● **WHAT TO PRODUCE**: Reply with nothing except the number of lines that contain the word "уменьшен".

● **INPUT RECORDS**:
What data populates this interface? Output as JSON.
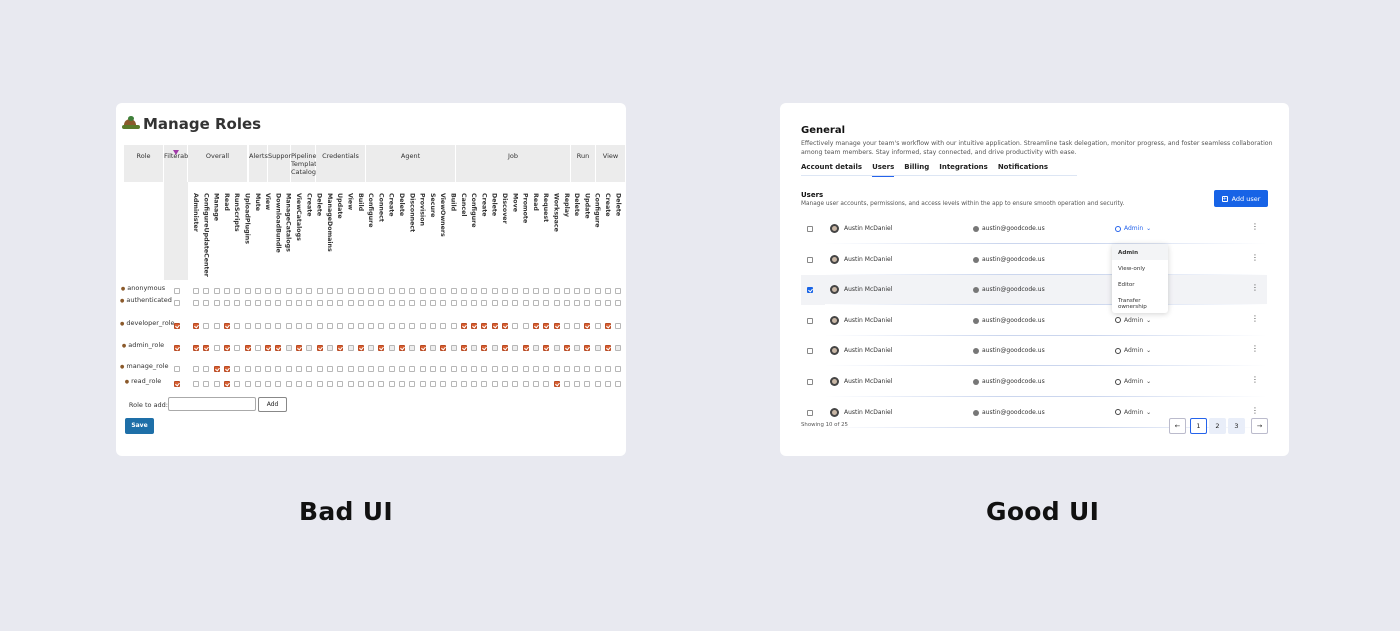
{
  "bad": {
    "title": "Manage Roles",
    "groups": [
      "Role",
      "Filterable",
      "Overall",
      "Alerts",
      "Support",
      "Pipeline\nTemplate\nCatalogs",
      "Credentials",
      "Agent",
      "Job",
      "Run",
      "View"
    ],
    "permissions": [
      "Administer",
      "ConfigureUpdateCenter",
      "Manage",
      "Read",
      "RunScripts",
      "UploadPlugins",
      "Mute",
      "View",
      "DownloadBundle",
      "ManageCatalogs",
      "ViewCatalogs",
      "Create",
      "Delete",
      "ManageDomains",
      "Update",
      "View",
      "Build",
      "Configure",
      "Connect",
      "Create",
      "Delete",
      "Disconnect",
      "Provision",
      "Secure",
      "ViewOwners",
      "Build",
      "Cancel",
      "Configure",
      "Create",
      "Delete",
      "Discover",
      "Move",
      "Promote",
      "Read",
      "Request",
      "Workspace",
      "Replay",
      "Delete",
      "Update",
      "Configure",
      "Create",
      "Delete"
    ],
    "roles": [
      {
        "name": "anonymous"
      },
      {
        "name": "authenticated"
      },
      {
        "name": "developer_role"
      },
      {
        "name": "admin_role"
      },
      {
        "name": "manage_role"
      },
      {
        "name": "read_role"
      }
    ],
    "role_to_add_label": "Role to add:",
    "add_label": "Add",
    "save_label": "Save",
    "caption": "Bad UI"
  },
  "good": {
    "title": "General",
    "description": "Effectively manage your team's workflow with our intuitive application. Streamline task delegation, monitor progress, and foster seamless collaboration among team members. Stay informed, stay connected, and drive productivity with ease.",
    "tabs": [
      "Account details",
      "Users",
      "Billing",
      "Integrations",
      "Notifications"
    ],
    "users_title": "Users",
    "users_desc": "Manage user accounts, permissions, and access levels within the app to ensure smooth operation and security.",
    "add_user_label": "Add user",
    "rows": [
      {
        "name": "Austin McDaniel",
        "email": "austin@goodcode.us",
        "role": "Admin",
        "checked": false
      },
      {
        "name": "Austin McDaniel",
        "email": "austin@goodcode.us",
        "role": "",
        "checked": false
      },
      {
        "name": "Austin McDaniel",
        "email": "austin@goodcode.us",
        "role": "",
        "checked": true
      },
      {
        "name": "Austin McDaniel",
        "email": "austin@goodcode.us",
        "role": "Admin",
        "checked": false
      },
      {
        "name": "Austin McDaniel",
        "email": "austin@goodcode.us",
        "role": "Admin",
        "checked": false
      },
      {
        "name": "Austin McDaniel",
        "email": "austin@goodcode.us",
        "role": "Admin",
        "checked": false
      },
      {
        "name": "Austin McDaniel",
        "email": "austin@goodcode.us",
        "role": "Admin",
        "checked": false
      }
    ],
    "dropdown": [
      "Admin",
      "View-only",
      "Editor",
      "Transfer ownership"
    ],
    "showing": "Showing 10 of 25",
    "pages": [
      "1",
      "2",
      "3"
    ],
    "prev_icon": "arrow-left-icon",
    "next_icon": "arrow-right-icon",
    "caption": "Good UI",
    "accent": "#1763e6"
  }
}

--

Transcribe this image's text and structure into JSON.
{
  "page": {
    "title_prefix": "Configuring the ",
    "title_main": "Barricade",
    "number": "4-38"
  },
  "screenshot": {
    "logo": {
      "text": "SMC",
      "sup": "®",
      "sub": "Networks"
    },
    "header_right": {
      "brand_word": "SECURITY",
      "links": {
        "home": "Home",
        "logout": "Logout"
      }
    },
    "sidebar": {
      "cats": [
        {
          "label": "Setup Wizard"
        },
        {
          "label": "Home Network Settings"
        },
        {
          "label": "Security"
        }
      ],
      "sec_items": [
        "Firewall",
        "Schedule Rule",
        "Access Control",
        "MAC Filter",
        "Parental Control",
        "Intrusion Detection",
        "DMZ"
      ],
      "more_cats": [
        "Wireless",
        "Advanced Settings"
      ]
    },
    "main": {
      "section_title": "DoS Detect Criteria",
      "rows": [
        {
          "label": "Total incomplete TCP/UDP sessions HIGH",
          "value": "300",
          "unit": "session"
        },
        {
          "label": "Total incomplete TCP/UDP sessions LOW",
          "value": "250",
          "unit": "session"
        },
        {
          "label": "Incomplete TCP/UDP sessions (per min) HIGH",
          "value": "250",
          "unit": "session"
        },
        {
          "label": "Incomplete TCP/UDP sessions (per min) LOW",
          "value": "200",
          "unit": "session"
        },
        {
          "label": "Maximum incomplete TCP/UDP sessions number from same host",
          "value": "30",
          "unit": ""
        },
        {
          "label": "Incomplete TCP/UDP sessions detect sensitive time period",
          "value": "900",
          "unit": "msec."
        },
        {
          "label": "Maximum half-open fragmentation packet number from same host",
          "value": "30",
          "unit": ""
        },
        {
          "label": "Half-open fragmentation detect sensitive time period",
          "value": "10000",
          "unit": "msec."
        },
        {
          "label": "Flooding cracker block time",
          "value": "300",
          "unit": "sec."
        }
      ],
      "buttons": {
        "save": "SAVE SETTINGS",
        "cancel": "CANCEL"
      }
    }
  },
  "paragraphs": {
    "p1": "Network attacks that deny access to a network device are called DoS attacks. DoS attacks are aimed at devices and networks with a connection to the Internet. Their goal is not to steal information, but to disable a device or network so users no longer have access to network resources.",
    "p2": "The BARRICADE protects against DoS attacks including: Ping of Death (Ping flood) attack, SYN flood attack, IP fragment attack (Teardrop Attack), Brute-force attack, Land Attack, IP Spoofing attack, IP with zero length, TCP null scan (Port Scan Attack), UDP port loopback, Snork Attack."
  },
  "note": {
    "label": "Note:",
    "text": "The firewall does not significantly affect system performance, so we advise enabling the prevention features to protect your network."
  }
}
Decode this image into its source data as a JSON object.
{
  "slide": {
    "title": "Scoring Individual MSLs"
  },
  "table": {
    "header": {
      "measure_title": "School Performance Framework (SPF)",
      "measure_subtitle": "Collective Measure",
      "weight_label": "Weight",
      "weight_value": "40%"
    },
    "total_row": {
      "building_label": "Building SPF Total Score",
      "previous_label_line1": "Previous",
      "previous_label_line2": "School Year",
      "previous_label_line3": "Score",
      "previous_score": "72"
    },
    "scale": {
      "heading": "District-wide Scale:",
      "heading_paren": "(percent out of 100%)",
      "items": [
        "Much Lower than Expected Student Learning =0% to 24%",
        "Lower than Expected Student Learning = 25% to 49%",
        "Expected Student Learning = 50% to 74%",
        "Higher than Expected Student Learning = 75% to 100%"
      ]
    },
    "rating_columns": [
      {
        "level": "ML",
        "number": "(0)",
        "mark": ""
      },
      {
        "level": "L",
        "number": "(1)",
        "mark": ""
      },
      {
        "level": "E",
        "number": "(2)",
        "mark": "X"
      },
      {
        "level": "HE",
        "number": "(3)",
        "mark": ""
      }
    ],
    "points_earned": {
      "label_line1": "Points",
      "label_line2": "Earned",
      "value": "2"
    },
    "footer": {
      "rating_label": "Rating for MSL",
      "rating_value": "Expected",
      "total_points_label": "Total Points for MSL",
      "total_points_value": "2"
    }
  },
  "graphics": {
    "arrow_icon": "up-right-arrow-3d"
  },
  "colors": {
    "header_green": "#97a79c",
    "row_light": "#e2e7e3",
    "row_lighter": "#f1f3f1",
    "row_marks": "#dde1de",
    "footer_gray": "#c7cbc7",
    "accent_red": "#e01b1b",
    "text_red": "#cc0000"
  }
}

---

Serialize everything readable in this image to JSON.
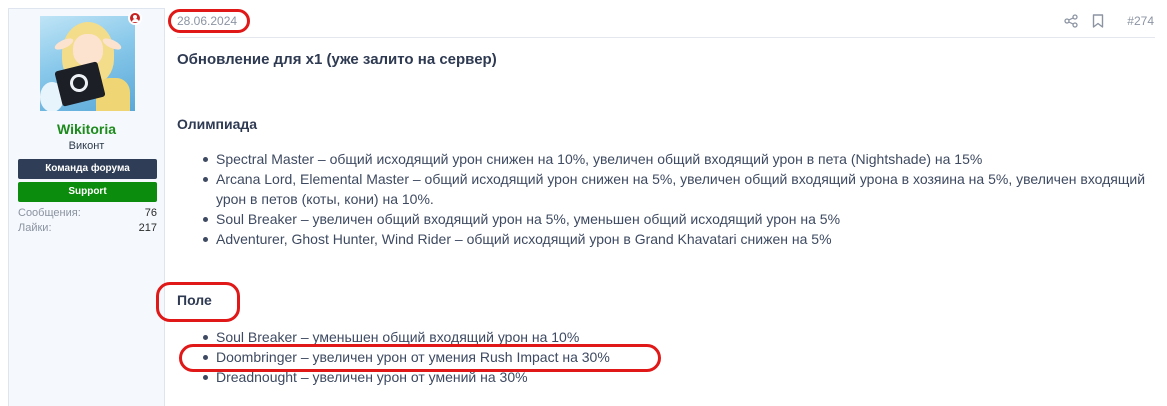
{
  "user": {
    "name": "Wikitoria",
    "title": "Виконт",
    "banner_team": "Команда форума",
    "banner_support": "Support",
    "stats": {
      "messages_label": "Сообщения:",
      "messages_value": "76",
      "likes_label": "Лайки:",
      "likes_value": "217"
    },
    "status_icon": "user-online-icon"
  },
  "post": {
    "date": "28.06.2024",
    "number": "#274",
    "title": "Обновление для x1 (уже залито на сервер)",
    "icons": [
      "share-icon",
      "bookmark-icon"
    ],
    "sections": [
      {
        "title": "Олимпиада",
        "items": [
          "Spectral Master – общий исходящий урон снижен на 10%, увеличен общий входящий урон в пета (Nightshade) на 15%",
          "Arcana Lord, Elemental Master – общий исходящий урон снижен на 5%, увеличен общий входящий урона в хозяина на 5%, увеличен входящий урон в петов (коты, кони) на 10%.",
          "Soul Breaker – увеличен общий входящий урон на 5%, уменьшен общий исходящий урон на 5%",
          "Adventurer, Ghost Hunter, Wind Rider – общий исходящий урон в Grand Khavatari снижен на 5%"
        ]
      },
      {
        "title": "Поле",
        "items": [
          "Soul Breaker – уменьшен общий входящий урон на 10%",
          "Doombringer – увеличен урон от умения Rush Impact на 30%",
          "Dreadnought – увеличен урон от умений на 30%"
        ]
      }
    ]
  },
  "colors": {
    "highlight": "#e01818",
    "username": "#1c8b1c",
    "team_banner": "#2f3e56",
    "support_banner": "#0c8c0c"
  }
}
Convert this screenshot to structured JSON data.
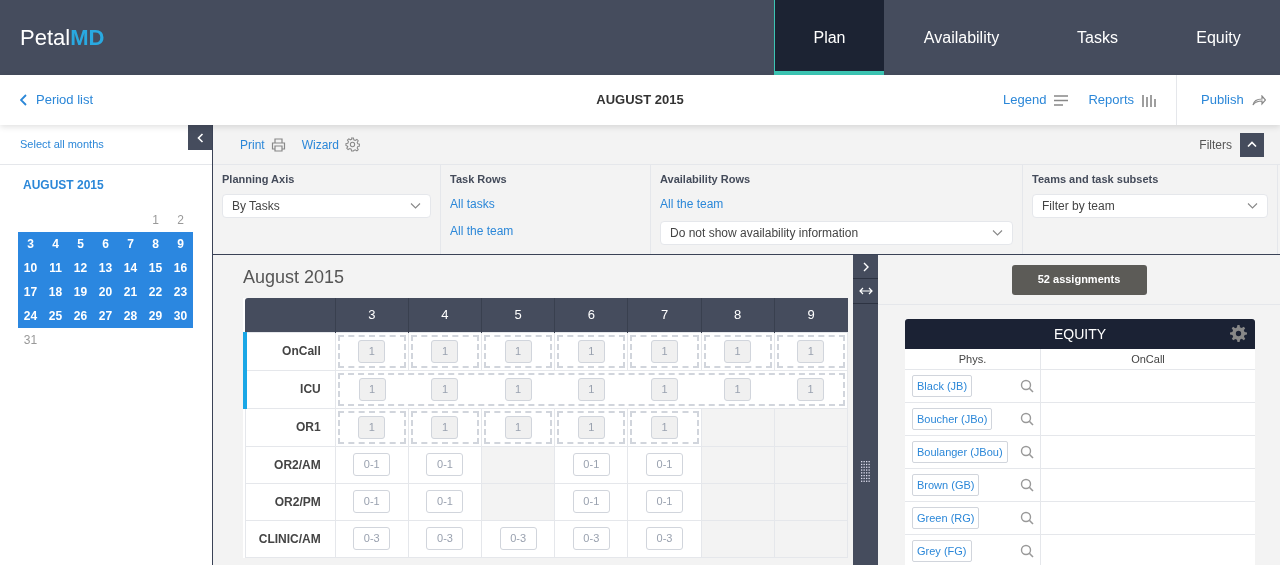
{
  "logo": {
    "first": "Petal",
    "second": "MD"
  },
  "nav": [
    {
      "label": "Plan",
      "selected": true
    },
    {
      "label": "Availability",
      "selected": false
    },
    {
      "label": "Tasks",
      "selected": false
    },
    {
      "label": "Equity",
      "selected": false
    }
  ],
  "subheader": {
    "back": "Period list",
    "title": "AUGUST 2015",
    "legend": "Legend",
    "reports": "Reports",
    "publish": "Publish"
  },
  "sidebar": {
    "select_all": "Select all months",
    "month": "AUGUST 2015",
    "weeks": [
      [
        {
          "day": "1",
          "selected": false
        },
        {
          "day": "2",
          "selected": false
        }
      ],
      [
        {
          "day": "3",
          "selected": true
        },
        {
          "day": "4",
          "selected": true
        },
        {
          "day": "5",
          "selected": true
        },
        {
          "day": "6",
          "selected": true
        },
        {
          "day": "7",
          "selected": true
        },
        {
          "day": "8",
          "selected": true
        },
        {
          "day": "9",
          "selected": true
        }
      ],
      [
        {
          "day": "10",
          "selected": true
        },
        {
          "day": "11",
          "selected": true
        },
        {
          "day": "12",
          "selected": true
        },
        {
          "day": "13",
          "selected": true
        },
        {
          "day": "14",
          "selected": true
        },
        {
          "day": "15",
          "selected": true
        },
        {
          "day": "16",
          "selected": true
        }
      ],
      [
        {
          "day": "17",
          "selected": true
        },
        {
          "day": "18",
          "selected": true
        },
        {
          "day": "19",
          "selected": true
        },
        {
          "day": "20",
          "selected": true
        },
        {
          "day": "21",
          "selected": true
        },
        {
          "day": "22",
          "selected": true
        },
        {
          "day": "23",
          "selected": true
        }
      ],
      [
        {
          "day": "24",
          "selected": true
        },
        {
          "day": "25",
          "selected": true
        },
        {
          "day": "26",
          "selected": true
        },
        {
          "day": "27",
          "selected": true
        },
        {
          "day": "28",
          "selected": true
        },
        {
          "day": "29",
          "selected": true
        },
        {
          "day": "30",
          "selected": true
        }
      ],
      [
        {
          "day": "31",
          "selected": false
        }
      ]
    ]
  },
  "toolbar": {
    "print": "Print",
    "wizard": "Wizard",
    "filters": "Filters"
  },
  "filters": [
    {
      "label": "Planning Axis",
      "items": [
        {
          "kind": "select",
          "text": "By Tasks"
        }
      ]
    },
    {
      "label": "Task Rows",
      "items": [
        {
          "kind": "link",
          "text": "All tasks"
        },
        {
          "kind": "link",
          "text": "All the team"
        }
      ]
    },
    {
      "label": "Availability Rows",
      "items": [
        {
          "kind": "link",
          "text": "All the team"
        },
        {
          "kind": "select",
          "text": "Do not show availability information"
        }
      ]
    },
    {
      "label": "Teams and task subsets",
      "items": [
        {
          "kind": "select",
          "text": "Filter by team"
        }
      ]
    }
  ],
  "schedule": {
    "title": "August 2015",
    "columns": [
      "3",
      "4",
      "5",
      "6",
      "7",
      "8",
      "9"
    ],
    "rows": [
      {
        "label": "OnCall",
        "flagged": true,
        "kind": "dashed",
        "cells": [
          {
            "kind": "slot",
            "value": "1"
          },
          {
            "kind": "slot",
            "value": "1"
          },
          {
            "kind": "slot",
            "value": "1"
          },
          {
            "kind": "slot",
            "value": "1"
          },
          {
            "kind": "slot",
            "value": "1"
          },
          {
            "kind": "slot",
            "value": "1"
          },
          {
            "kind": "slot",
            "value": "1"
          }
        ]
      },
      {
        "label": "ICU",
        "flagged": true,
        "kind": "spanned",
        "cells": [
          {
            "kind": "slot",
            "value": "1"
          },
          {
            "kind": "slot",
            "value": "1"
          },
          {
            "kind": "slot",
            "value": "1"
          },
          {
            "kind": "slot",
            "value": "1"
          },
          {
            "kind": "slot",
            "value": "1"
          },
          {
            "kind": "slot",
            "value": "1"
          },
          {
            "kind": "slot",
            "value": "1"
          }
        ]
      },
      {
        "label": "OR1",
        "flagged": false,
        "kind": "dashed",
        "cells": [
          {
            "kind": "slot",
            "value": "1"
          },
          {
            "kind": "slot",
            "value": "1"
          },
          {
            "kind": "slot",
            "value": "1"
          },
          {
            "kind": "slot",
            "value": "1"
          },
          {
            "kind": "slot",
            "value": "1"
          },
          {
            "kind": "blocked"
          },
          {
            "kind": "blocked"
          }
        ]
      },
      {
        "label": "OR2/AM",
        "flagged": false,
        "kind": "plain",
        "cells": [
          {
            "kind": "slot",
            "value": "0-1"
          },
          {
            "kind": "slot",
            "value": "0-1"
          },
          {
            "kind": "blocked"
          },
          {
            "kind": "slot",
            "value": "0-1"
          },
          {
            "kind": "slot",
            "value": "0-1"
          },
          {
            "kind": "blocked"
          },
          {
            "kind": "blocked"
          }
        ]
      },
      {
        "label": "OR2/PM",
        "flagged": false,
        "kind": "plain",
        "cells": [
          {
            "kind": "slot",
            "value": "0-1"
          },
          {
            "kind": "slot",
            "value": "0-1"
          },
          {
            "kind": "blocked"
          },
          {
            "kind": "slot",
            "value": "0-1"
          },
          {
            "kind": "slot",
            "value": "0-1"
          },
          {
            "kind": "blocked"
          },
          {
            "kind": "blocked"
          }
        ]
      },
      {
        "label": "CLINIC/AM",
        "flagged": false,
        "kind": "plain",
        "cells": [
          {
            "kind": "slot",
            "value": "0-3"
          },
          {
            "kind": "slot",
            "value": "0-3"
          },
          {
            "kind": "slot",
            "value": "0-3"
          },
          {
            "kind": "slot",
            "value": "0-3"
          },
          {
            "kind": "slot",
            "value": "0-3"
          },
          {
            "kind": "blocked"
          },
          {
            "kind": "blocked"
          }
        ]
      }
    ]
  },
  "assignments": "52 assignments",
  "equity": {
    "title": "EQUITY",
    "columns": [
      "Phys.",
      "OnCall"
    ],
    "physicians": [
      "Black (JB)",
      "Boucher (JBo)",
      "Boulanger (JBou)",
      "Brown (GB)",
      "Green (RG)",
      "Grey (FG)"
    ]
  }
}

● **WRITTEN REPLY**: 2